Input:
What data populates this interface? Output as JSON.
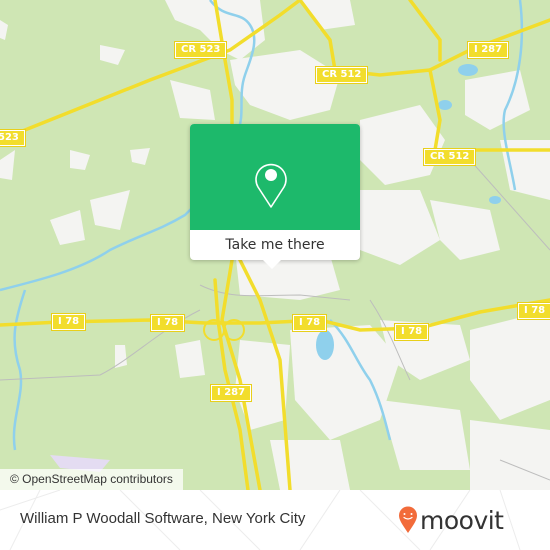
{
  "map": {
    "road_labels": [
      {
        "id": "cr523-top",
        "text": "CR 523"
      },
      {
        "id": "cr523-left",
        "text": "523"
      },
      {
        "id": "cr512-top",
        "text": "CR 512"
      },
      {
        "id": "cr512-right",
        "text": "CR 512"
      },
      {
        "id": "i287-top",
        "text": "I 287"
      },
      {
        "id": "i78-1",
        "text": "I 78"
      },
      {
        "id": "i78-2",
        "text": "I 78"
      },
      {
        "id": "i78-3",
        "text": "I 78"
      },
      {
        "id": "i78-4",
        "text": "I 78"
      },
      {
        "id": "i78-5",
        "text": "I 78"
      },
      {
        "id": "i287-bottom",
        "text": "I 287"
      }
    ],
    "colors": {
      "land": "#cfe6b4",
      "urban": "#f4f4f2",
      "water": "#8fd0ec",
      "highway": "#f2dd2c",
      "popup_green": "#1db96b"
    }
  },
  "popup": {
    "icon": "location-pin-icon",
    "button_label": "Take me there"
  },
  "attribution": "© OpenStreetMap contributors",
  "footer": {
    "title": "William P Woodall Software, New York City",
    "brand": "moovit",
    "brand_icon": "moovit-pin-logo-icon",
    "brand_color": "#f26b3a"
  }
}
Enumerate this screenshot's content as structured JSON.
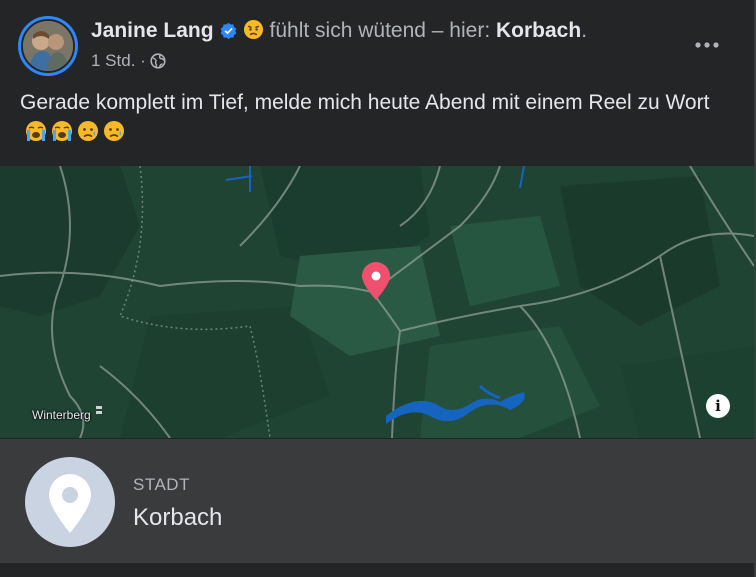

Written problem:
Each line with the string "JSON" in it needs to be found and copied.

Solved exercise:
What data populates this interface? Output as JSON.
Enumerate this screenshot's content as structured JSON.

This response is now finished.